*Stated exercise*. Work through the records below and tally every line containing "Mississippi". Reply with the total alone.

*Supplied data*.
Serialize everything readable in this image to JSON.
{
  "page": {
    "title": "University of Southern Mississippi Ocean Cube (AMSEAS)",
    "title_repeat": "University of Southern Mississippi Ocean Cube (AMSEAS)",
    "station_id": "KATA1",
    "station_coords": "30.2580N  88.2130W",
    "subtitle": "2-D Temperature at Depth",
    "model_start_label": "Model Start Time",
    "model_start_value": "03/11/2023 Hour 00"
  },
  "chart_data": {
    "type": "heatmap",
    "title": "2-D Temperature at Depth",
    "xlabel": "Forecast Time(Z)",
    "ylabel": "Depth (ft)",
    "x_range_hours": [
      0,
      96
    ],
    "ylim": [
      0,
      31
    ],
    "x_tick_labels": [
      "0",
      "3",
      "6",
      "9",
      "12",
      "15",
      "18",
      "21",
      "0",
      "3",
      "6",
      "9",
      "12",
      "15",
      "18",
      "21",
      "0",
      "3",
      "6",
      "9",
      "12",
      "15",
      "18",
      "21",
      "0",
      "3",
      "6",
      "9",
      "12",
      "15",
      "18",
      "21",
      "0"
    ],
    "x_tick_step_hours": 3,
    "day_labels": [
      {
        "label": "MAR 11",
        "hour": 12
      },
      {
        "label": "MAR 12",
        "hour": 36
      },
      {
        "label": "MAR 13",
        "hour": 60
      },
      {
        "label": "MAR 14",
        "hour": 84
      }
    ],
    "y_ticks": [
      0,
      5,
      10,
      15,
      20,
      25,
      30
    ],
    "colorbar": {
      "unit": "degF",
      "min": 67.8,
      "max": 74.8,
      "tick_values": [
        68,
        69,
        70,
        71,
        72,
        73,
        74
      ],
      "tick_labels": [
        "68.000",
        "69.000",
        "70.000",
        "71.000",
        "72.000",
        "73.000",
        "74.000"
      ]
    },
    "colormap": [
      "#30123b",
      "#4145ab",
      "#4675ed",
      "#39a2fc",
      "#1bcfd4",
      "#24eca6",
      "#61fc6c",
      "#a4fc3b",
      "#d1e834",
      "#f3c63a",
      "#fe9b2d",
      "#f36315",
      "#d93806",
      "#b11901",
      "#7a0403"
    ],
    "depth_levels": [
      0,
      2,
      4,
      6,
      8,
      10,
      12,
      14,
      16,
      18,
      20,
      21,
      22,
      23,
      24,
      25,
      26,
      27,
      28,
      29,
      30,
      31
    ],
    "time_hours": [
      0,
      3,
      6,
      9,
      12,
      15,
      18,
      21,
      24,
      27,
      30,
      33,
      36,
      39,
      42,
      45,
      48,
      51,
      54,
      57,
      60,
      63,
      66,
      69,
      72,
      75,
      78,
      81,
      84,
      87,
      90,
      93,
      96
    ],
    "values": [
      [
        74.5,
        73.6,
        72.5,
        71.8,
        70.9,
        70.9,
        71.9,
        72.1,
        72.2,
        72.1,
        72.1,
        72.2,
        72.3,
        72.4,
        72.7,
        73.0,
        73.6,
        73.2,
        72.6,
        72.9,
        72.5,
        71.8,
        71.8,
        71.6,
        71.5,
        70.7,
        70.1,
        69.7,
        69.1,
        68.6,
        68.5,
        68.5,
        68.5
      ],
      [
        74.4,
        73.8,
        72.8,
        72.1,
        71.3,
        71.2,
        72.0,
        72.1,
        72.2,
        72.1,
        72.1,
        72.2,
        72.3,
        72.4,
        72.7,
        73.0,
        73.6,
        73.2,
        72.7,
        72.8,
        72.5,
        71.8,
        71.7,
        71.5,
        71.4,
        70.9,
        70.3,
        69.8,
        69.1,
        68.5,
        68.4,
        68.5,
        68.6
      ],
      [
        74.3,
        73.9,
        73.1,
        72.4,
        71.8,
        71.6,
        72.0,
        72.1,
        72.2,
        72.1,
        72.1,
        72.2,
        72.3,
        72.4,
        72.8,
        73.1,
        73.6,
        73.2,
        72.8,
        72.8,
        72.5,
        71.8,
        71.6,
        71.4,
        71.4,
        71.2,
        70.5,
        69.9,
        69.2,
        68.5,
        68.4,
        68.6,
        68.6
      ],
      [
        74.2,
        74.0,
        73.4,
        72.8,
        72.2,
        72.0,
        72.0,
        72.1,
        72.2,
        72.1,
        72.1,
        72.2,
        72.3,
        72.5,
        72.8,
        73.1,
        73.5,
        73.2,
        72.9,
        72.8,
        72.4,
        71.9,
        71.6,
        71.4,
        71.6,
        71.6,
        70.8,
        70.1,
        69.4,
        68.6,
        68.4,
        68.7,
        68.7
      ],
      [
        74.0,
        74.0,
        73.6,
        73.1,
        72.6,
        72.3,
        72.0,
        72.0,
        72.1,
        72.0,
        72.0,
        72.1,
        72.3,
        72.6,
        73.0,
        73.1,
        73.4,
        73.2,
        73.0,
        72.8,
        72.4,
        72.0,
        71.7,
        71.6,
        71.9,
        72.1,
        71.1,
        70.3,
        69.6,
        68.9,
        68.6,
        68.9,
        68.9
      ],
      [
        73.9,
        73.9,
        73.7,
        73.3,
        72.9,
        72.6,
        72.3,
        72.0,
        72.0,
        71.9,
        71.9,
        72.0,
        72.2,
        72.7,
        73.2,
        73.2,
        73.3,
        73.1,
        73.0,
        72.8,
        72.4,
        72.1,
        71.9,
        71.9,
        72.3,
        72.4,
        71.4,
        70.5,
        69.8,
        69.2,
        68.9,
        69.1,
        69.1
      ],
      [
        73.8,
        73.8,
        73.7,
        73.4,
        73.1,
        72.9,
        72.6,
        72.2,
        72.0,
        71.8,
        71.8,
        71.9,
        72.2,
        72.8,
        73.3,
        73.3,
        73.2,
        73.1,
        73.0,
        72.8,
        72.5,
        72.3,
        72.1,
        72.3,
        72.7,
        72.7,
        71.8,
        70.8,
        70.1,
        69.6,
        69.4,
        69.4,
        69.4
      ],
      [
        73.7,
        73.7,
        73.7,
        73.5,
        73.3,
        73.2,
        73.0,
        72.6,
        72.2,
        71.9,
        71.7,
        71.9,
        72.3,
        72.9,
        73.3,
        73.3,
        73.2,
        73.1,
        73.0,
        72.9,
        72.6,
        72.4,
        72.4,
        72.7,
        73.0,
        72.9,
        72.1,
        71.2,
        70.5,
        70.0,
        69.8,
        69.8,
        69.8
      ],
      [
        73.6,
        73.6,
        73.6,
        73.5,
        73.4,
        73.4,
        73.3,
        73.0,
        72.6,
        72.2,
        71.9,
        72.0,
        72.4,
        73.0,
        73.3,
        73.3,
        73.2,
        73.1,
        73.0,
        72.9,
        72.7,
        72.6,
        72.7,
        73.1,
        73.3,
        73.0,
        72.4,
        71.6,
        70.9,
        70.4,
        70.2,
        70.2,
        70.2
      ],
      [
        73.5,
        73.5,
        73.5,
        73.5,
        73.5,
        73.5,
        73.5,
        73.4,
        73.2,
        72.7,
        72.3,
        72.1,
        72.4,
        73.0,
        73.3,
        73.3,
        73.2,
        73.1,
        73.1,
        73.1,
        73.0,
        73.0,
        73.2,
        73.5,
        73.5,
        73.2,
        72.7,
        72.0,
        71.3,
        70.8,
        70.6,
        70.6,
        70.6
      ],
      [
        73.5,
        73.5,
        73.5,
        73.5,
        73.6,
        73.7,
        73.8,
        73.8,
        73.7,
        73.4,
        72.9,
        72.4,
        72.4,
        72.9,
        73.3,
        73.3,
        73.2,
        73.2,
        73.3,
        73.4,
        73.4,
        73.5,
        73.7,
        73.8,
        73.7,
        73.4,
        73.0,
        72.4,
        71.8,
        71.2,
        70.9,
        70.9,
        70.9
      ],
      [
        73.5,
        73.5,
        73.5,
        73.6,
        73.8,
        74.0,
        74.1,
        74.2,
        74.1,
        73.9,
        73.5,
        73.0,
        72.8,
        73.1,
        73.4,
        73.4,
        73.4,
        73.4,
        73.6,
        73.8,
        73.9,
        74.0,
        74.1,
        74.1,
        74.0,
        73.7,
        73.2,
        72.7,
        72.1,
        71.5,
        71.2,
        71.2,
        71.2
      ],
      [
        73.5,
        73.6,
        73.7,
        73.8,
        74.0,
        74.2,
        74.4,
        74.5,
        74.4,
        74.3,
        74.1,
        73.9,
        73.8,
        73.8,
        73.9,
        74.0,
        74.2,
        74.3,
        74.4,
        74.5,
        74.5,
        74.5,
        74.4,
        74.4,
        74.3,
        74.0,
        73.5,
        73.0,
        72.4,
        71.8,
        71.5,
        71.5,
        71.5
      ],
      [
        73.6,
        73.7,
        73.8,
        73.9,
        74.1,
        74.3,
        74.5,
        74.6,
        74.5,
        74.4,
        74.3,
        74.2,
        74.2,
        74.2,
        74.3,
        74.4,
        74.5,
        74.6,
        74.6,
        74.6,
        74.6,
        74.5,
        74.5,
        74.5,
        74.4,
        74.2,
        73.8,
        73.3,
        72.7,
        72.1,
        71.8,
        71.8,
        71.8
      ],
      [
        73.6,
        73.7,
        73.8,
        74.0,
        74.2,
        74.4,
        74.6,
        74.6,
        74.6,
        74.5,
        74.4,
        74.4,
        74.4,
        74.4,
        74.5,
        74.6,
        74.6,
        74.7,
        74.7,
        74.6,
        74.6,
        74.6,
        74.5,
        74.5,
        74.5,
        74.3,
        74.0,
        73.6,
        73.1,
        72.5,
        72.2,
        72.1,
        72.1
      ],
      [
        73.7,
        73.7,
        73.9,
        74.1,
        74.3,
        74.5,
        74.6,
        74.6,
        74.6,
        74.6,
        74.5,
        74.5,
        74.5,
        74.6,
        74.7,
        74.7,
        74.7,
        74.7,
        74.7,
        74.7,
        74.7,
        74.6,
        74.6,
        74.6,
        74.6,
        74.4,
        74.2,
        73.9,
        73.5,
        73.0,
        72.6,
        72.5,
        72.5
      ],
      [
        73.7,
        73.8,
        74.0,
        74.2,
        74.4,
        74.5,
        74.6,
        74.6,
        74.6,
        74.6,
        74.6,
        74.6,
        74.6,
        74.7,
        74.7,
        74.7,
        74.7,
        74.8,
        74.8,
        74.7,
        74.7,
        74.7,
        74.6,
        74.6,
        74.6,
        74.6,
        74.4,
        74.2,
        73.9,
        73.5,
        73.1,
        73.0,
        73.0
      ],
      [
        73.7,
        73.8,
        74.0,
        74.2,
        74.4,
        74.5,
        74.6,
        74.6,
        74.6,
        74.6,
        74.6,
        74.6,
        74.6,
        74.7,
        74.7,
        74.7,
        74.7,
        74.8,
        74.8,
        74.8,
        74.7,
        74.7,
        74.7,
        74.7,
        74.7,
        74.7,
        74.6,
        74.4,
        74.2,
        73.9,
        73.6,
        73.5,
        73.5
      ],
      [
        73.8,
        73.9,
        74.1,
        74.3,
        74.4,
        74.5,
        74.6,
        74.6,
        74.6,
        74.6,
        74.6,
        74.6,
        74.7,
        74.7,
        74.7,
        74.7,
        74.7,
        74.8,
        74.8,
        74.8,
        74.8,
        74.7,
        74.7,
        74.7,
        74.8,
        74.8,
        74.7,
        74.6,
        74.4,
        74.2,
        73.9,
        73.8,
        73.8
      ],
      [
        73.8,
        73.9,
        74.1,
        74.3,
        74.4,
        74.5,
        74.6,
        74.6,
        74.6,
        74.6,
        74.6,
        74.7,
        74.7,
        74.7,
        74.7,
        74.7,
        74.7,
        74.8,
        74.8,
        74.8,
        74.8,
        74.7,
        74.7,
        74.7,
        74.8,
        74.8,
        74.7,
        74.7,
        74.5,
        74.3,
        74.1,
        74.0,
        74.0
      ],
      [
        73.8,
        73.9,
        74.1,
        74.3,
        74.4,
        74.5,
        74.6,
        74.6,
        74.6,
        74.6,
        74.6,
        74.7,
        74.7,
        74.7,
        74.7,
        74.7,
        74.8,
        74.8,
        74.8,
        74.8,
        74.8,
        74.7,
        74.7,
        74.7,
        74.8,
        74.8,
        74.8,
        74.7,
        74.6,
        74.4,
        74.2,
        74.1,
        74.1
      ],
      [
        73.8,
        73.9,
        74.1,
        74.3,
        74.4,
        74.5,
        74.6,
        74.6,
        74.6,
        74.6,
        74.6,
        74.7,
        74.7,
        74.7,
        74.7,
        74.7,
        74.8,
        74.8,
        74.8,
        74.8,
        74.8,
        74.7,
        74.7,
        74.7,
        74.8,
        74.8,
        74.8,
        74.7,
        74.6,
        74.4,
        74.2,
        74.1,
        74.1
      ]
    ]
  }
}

*Written solution*. 2